*Aim*:
Repeat the records verbatim and leave the pictures out of your copy.

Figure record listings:
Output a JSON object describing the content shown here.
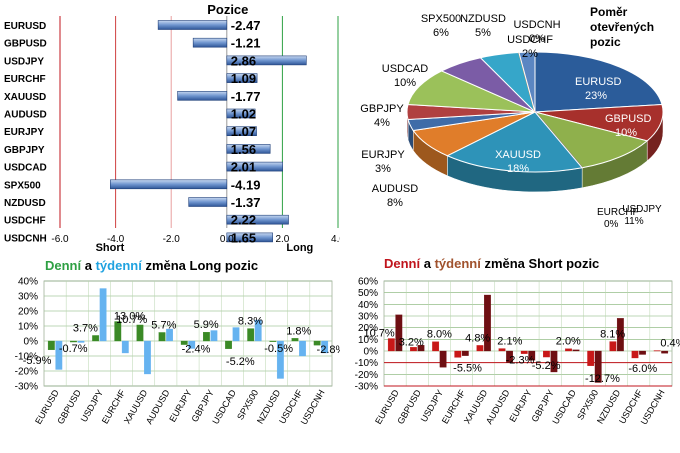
{
  "colors": {
    "green": "#2ea043",
    "blue": "#1fa2e0",
    "brown": "#a0522d",
    "red": "#c0141c",
    "bar_blue": "#4a78c0",
    "weekly_blue": "#66b3f0",
    "daily_green": "#3b8a26",
    "short_daily": "#c81818",
    "short_weekly": "#6e0f12"
  },
  "chart_data": [
    {
      "type": "bar",
      "orientation": "horizontal",
      "title": "Pozice",
      "categories": [
        "EURUSD",
        "GBPUSD",
        "USDJPY",
        "EURCHF",
        "XAUUSD",
        "AUDUSD",
        "EURJPY",
        "GBPJPY",
        "USDCAD",
        "SPX500",
        "NZDUSD",
        "USDCHF",
        "USDCNH"
      ],
      "values": [
        -2.47,
        -1.21,
        2.86,
        1.09,
        -1.77,
        1.02,
        1.07,
        1.56,
        2.01,
        -4.19,
        -1.37,
        2.22,
        1.65
      ],
      "value_labels": [
        "-2.47",
        "-1.21",
        "2.86",
        "1.09",
        "-1.77",
        "1.02",
        "1.07",
        "1.56",
        "2.01",
        "-4.19",
        "-1.37",
        "2.22",
        "1.65"
      ],
      "xlim": [
        -6.0,
        4.0
      ],
      "xticks": [
        "-6.0",
        "-4.0",
        "-2.0",
        "0.0",
        "2.0",
        "4.0"
      ],
      "xlabel_left": "Short",
      "xlabel_right": "Long",
      "grid": false
    },
    {
      "type": "pie",
      "title_lines": [
        "Poměr",
        "otevřených",
        "pozic"
      ],
      "slices": [
        {
          "label": "EURUSD",
          "value": 23,
          "text": "23%",
          "color": "#2b5c9a"
        },
        {
          "label": "GBPUSD",
          "value": 10,
          "text": "10%",
          "color": "#a7302c"
        },
        {
          "label": "USDJPY",
          "value": 11,
          "text": "11%",
          "color": "#8fb04c"
        },
        {
          "label": "EURCHF",
          "value": 0,
          "text": "0%",
          "color": "#6a4c93"
        },
        {
          "label": "XAUUSD",
          "value": 18,
          "text": "18%",
          "color": "#2e93b8"
        },
        {
          "label": "AUDUSD",
          "value": 8,
          "text": "8%",
          "color": "#e07d2a"
        },
        {
          "label": "EURJPY",
          "value": 3,
          "text": "3%",
          "color": "#3f6ca8"
        },
        {
          "label": "GBPJPY",
          "value": 4,
          "text": "4%",
          "color": "#b04040"
        },
        {
          "label": "USDCAD",
          "value": 10,
          "text": "10%",
          "color": "#9bc15a"
        },
        {
          "label": "SPX500",
          "value": 6,
          "text": "6%",
          "color": "#7b5ca6"
        },
        {
          "label": "NZDUSD",
          "value": 5,
          "text": "5%",
          "color": "#36a6c9"
        },
        {
          "label": "USDCNH",
          "value": 0,
          "text": "0%",
          "color": "#f08f3a"
        },
        {
          "label": "USDCHF",
          "value": 2,
          "text": "2%",
          "color": "#5b86c2"
        }
      ]
    },
    {
      "type": "bar",
      "title_parts": [
        "Denní",
        " a ",
        "týdenní",
        " změna Long pozic"
      ],
      "categories": [
        "EURUSD",
        "GBPUSD",
        "USDJPY",
        "EURCHF",
        "XAUUSD",
        "AUDUSD",
        "EURJPY",
        "GBPJPY",
        "USDCAD",
        "SPX500",
        "NZDUSD",
        "USDCHF",
        "USDCNH"
      ],
      "series": [
        {
          "name": "Denní",
          "values": [
            -5.9,
            -0.7,
            3.7,
            13.0,
            10.7,
            5.7,
            -2.4,
            5.9,
            -5.2,
            8.3,
            -0.5,
            1.8,
            -2.8
          ]
        },
        {
          "name": "Týdenní",
          "values": [
            -19,
            -1,
            35,
            -8,
            -22,
            8,
            -5,
            7,
            9,
            14,
            -25,
            -10,
            -8
          ]
        }
      ],
      "data_labels": [
        "-5.9%",
        "-0.7%",
        "3.7%",
        "13.0%",
        "10.7%",
        "5.7%",
        "-2.4%",
        "5.9%",
        "-5.2%",
        "8.3%",
        "-0.5%",
        "1.8%",
        "-2.8%"
      ],
      "ylim": [
        -30,
        40
      ],
      "yticks": [
        "40%",
        "30%",
        "20%",
        "10%",
        "0%",
        "-10%",
        "-20%",
        "-30%"
      ],
      "grid": true
    },
    {
      "type": "bar",
      "title_parts": [
        "Denní",
        " a ",
        "týdenní",
        " změna Short pozic"
      ],
      "categories": [
        "EURUSD",
        "GBPUSD",
        "USDJPY",
        "EURCHF",
        "XAUUSD",
        "AUDUSD",
        "EURJPY",
        "GBPJPY",
        "USDCAD",
        "SPX500",
        "NZDUSD",
        "USDCHF",
        "USDCNH"
      ],
      "series": [
        {
          "name": "Denní",
          "values": [
            10.7,
            3.2,
            8.0,
            -5.5,
            4.8,
            2.1,
            -2.3,
            -5.2,
            2.0,
            -12.7,
            8.1,
            -6.0,
            0.4
          ]
        },
        {
          "name": "Týdenní",
          "values": [
            31,
            5,
            -14,
            -4,
            48,
            -10,
            -8,
            -18,
            1,
            -27,
            28,
            -3,
            -2
          ]
        }
      ],
      "data_labels": [
        "10.7%",
        "3.2%",
        "8.0%",
        "-5.5%",
        "4.8%",
        "2.1%",
        "-2.3%",
        "-5.2%",
        "2.0%",
        "-12.7%",
        "8.1%",
        "-6.0%",
        "0.4%"
      ],
      "ylim": [
        -30,
        60
      ],
      "yticks": [
        "60%",
        "50%",
        "40%",
        "30%",
        "20%",
        "10%",
        "0%",
        "-10%",
        "-20%",
        "-30%"
      ],
      "grid": true
    }
  ]
}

*The answer*:
Output a JSON object describing the content shown here.
{
  "colors": {
    "green": "#2ea043",
    "blue": "#1fa2e0",
    "brown": "#a0522d",
    "red": "#c0141c",
    "bar_blue": "#4a78c0",
    "weekly_blue": "#66b3f0",
    "daily_green": "#3b8a26",
    "short_daily": "#c81818",
    "short_weekly": "#6e0f12"
  },
  "chart_data": [
    {
      "type": "bar",
      "orientation": "horizontal",
      "title": "Pozice",
      "categories": [
        "EURUSD",
        "GBPUSD",
        "USDJPY",
        "EURCHF",
        "XAUUSD",
        "AUDUSD",
        "EURJPY",
        "GBPJPY",
        "USDCAD",
        "SPX500",
        "NZDUSD",
        "USDCHF",
        "USDCNH"
      ],
      "values": [
        -2.47,
        -1.21,
        2.86,
        1.09,
        -1.77,
        1.02,
        1.07,
        1.56,
        2.01,
        -4.19,
        -1.37,
        2.22,
        1.65
      ],
      "value_labels": [
        "-2.47",
        "-1.21",
        "2.86",
        "1.09",
        "-1.77",
        "1.02",
        "1.07",
        "1.56",
        "2.01",
        "-4.19",
        "-1.37",
        "2.22",
        "1.65"
      ],
      "xlim": [
        -6.0,
        4.0
      ],
      "xticks": [
        "-6.0",
        "-4.0",
        "-2.0",
        "0.0",
        "2.0",
        "4.0"
      ],
      "xlabel_left": "Short",
      "xlabel_right": "Long",
      "grid": false
    },
    {
      "type": "pie",
      "title_lines": [
        "Poměr",
        "otevřených",
        "pozic"
      ],
      "slices": [
        {
          "label": "EURUSD",
          "value": 23,
          "text": "23%",
          "color": "#2b5c9a"
        },
        {
          "label": "GBPUSD",
          "value": 10,
          "text": "10%",
          "color": "#a7302c"
        },
        {
          "label": "USDJPY",
          "value": 11,
          "text": "11%",
          "color": "#8fb04c"
        },
        {
          "label": "EURCHF",
          "value": 0,
          "text": "0%",
          "color": "#6a4c93"
        },
        {
          "label": "XAUUSD",
          "value": 18,
          "text": "18%",
          "color": "#2e93b8"
        },
        {
          "label": "AUDUSD",
          "value": 8,
          "text": "8%",
          "color": "#e07d2a"
        },
        {
          "label": "EURJPY",
          "value": 3,
          "text": "3%",
          "color": "#3f6ca8"
        },
        {
          "label": "GBPJPY",
          "value": 4,
          "text": "4%",
          "color": "#b04040"
        },
        {
          "label": "USDCAD",
          "value": 10,
          "text": "10%",
          "color": "#9bc15a"
        },
        {
          "label": "SPX500",
          "value": 6,
          "text": "6%",
          "color": "#7b5ca6"
        },
        {
          "label": "NZDUSD",
          "value": 5,
          "text": "5%",
          "color": "#36a6c9"
        },
        {
          "label": "USDCNH",
          "value": 0,
          "text": "0%",
          "color": "#f08f3a"
        },
        {
          "label": "USDCHF",
          "value": 2,
          "text": "2%",
          "color": "#5b86c2"
        }
      ]
    },
    {
      "type": "bar",
      "title_parts": [
        "Denní",
        " a ",
        "týdenní",
        " změna Long pozic"
      ],
      "categories": [
        "EURUSD",
        "GBPUSD",
        "USDJPY",
        "EURCHF",
        "XAUUSD",
        "AUDUSD",
        "EURJPY",
        "GBPJPY",
        "USDCAD",
        "SPX500",
        "NZDUSD",
        "USDCHF",
        "USDCNH"
      ],
      "series": [
        {
          "name": "Denní",
          "values": [
            -5.9,
            -0.7,
            3.7,
            13.0,
            10.7,
            5.7,
            -2.4,
            5.9,
            -5.2,
            8.3,
            -0.5,
            1.8,
            -2.8
          ]
        },
        {
          "name": "Týdenní",
          "values": [
            -19,
            -1,
            35,
            -8,
            -22,
            8,
            -5,
            7,
            9,
            14,
            -25,
            -10,
            -8
          ]
        }
      ],
      "data_labels": [
        "-5.9%",
        "-0.7%",
        "3.7%",
        "13.0%",
        "10.7%",
        "5.7%",
        "-2.4%",
        "5.9%",
        "-5.2%",
        "8.3%",
        "-0.5%",
        "1.8%",
        "-2.8%"
      ],
      "ylim": [
        -30,
        40
      ],
      "yticks": [
        "40%",
        "30%",
        "20%",
        "10%",
        "0%",
        "-10%",
        "-20%",
        "-30%"
      ],
      "grid": true
    },
    {
      "type": "bar",
      "title_parts": [
        "Denní",
        " a ",
        "týdenní",
        " změna Short pozic"
      ],
      "categories": [
        "EURUSD",
        "GBPUSD",
        "USDJPY",
        "EURCHF",
        "XAUUSD",
        "AUDUSD",
        "EURJPY",
        "GBPJPY",
        "USDCAD",
        "SPX500",
        "NZDUSD",
        "USDCHF",
        "USDCNH"
      ],
      "series": [
        {
          "name": "Denní",
          "values": [
            10.7,
            3.2,
            8.0,
            -5.5,
            4.8,
            2.1,
            -2.3,
            -5.2,
            2.0,
            -12.7,
            8.1,
            -6.0,
            0.4
          ]
        },
        {
          "name": "Týdenní",
          "values": [
            31,
            5,
            -14,
            -4,
            48,
            -10,
            -8,
            -18,
            1,
            -27,
            28,
            -3,
            -2
          ]
        }
      ],
      "data_labels": [
        "10.7%",
        "3.2%",
        "8.0%",
        "-5.5%",
        "4.8%",
        "2.1%",
        "-2.3%",
        "-5.2%",
        "2.0%",
        "-12.7%",
        "8.1%",
        "-6.0%",
        "0.4%"
      ],
      "ylim": [
        -30,
        60
      ],
      "yticks": [
        "60%",
        "50%",
        "40%",
        "30%",
        "20%",
        "10%",
        "0%",
        "-10%",
        "-20%",
        "-30%"
      ],
      "grid": true
    }
  ]
}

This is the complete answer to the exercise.